Lines of data
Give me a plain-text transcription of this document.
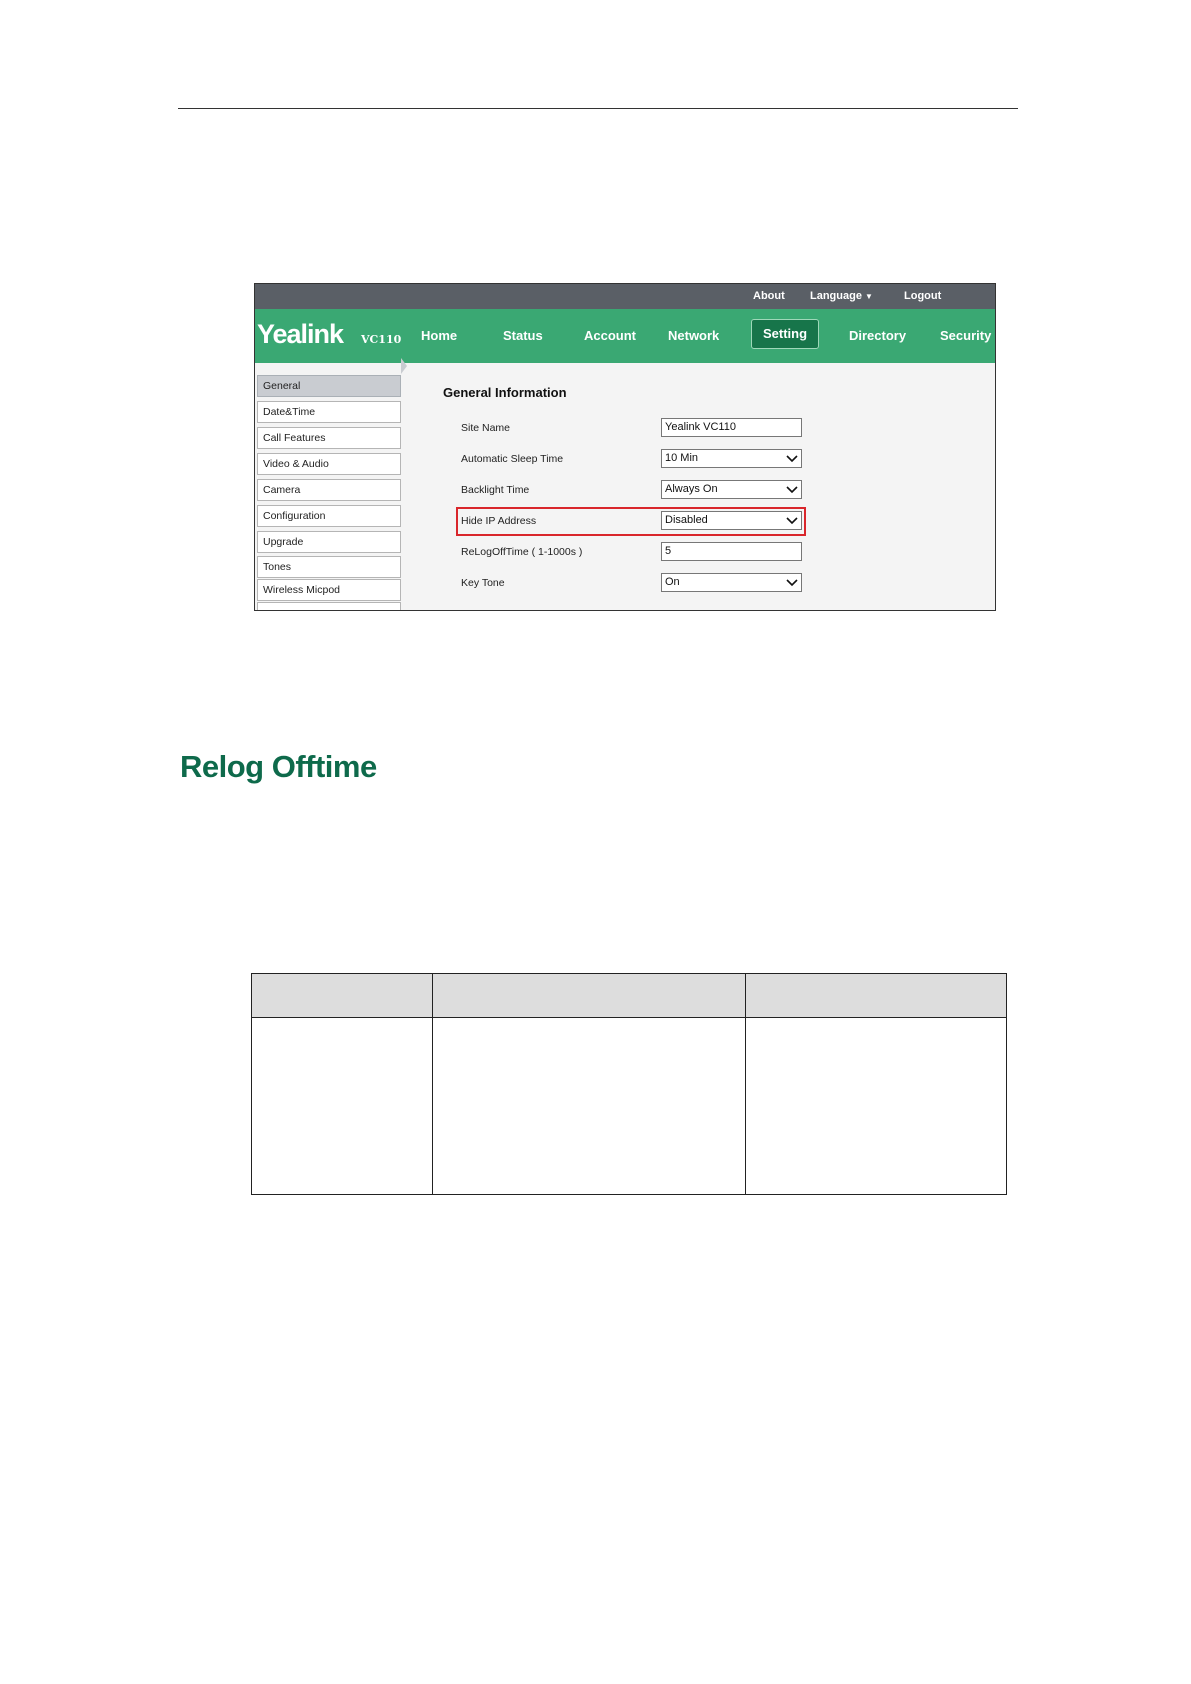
About Language ▼	Logout
Yealink VC110 Home	Status	Account Network	Setting	Directory	Security
General
Date&Time
Call Features
Video & Audio
Camera
Configuration
Upgrade
Tones
Wireless Micpod
General Information
Site Name	Yealink VC110
Automatic Sleep Time	10 Min
Backlight Time	Always On
Hide IP Address	Disabled
ReLogOffTime ( 1-1000s )	5
Key Tone	On
Relog Offtime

# YOUR OBJECTIVE
Leave out every picture and copy the rest of the records exactly.

# REPLY
Give me a plain-text transcription of this document.
About Language ▼	Logout
Yealink VC110 Home	Status	Account Network	Setting	Directory	Security
General
Date&Time
Call Features
Video & Audio
Camera
Configuration
Upgrade
Tones
Wireless Micpod
General Information
Site Name	Yealink VC110
Automatic Sleep Time	10 Min
Backlight Time	Always On
Hide IP Address	Disabled
ReLogOffTime ( 1-1000s )	5
Key Tone	On
Relog Offtime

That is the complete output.